▸ **Text excerpt**:
Physiological Measures
Left orbicularis and zygomatic EMG activity were measured using Coulbourn V75-04 bioamplifiers and V76-24 integrators. Time constants and sampling rates for zygomatic and orbicularis muscles were 500 and 20 ms, and 100 and 1000 Hz, respectively. Heart rate was derived from the electrocardiogram recorded with a V75-04 bioamplifier at lead II and sampled at 1000 Hz. Skin conductance was recorded using a V75-23 bioamplifier with the electrodes placed on the hypothenar eminence of the left hand. The signal was acquired at a sampling rate of 50 Hz.
Self-report Measures
The startle probe paradigm uses three pictographic scales entitled the Self-Assessment Manikin [32] to assess three bipolar emotional dimensions: Valence (pleasant-unpleasant), Arousal (relaxed-activated), and Dominance (dominant-dominated). Each scale depicts five humanoid figures (from a sad to a happy face for valence, from a relaxed to an exited body for arousal, and from a very small to a very large body for dominance) that represent the intensity levels of each dimension providing a score that ranges from 1 to 9.
Procedure
We first contacted participants by phone to invite them to attend two laboratory sessions. The first session ensured that participants complied with the inclusion criteria. They completed the questionnaires mentioned above and were provided with the camera and instructions on how to take the photographs. At the second session, we administered the physiological test to participants. Upon arrival in the laboratory, we invited the participant to sit on a reclining chair in a dimly lit room. After we placed the sensors, participants viewed the pictures as explained above. We instructed them to view each picture for the entire time it was on screen. After this task, we removed the sensors, and the participant evaluated the valence, arousal, and dominance of the 12 pictures using the Self-Assessment Manikin. Finally, we thanked participants for their time and fully explained the purpose of our study.

▸ **Data under study**:
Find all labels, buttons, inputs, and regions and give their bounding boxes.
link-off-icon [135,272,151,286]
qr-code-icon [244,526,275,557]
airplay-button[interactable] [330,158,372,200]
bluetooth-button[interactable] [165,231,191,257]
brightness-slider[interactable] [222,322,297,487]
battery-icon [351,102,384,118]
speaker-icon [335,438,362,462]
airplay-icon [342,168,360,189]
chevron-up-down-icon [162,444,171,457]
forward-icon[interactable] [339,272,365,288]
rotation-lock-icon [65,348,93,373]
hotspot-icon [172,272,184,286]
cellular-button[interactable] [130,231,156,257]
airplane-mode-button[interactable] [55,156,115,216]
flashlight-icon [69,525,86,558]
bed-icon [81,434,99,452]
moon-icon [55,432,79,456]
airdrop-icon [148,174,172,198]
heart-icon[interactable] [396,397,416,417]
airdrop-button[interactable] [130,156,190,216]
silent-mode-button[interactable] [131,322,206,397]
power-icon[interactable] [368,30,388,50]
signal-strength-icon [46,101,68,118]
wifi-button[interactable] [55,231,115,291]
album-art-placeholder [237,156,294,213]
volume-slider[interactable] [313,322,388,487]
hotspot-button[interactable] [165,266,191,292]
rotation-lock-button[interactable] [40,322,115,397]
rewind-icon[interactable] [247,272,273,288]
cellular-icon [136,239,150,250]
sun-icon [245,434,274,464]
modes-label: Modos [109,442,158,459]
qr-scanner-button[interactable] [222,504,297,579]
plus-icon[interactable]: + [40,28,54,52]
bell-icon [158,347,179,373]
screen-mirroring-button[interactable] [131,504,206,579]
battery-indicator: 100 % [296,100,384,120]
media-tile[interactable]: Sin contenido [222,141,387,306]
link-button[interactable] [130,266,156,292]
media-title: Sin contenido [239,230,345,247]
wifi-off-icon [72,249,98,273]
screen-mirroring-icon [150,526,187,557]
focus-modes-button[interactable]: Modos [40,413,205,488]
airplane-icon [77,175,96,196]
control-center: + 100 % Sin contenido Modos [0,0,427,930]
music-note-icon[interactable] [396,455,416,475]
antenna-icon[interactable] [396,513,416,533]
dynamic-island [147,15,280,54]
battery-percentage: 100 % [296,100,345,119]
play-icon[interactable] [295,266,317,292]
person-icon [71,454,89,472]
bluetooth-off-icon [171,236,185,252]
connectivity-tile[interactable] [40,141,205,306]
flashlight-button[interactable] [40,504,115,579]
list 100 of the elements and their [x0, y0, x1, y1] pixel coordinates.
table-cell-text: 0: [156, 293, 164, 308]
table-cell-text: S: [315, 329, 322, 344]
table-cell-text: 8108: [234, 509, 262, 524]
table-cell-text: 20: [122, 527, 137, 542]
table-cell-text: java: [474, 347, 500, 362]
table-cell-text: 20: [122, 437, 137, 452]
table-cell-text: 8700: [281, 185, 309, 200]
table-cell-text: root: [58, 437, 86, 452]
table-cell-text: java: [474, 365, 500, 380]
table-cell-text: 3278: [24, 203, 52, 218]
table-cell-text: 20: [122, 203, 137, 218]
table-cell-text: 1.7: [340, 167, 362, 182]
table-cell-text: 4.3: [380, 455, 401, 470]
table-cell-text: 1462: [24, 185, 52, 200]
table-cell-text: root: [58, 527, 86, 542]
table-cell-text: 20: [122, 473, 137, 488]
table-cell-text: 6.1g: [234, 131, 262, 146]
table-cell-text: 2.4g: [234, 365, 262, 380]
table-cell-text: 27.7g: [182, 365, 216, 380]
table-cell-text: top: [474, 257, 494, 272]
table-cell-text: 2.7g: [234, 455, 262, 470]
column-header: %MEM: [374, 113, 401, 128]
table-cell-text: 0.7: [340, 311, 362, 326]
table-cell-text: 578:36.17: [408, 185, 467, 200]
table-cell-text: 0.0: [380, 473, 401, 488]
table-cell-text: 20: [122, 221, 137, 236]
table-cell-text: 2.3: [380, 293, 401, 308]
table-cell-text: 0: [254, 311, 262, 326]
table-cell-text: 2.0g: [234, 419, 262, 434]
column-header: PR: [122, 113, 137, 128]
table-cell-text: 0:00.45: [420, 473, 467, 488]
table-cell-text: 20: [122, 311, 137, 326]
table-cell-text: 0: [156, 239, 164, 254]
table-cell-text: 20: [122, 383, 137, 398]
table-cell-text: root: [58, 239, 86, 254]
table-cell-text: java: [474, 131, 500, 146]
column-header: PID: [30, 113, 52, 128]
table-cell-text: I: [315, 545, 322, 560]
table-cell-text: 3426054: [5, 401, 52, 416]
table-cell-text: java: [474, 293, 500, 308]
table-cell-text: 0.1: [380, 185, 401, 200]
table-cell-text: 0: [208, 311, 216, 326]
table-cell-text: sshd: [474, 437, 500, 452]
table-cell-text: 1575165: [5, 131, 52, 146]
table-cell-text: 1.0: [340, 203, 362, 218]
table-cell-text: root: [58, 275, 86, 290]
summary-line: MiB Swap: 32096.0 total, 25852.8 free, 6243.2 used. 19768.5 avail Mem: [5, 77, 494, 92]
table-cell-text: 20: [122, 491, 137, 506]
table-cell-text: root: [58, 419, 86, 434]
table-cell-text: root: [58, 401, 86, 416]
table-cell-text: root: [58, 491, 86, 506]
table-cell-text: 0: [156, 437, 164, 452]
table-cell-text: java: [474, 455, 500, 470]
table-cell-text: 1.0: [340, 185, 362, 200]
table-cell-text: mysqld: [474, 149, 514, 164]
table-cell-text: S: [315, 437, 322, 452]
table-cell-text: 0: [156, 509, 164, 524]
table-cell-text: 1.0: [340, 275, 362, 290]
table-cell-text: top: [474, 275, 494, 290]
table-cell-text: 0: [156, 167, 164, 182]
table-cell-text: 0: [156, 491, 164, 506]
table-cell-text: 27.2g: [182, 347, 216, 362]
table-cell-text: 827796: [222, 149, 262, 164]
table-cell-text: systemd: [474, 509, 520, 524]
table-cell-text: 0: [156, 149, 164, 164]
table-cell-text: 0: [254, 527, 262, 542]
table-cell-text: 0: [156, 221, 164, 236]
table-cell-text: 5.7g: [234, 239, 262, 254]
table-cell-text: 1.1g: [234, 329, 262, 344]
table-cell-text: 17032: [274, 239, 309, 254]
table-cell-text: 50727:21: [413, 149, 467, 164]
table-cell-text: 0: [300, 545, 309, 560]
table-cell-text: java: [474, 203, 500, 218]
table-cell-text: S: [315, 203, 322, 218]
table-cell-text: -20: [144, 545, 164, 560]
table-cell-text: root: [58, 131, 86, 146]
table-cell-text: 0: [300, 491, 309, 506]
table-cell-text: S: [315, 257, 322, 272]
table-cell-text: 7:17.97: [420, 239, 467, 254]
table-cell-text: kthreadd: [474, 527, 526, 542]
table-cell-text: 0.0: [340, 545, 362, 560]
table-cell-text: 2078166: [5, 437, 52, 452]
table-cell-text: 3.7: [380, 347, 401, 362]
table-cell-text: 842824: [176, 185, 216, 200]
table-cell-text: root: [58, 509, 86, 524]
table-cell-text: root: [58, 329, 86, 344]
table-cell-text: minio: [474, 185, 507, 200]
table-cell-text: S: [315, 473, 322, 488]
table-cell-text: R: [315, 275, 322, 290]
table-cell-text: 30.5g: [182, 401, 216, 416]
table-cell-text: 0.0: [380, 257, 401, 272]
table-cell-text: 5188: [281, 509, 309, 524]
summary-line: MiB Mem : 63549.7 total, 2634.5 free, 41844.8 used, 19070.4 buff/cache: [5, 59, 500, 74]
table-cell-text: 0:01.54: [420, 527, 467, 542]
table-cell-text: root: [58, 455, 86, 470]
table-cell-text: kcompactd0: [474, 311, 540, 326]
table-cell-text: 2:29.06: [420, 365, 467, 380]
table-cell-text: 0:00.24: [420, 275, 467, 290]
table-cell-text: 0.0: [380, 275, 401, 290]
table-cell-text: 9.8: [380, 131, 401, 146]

▸ **Problems to work on**:
1 - Reproduce the methods excerpt verbatim, everything from "Physiological Measures" down to "rate of 50 Hz.".
2 - In the methods excerpt, what sampling rate was used to acquire the skin conductance signal?

▸ **Responses by task**:
1 -
Physiological Measures
Left orbicularis and zygomatic EMG activity were measured using Coulbourn V75-04 bioamplifiers and V76-24 integrators. Time constants and sampling rates for zygomatic and orbicularis muscles were 500 and 20 ms, and 100 and 1000 Hz, respectively. Heart rate was derived from the electrocardiogram recorded with a V75-04 bioamplifier at lead II and sampled at 1000 Hz. Skin conductance was recorded using a V75-23 bioamplifier with the electrodes placed on the hypothenar eminence of the left hand. The signal was acquired at a sampling rate of 50 Hz.

2 - 50 Hz.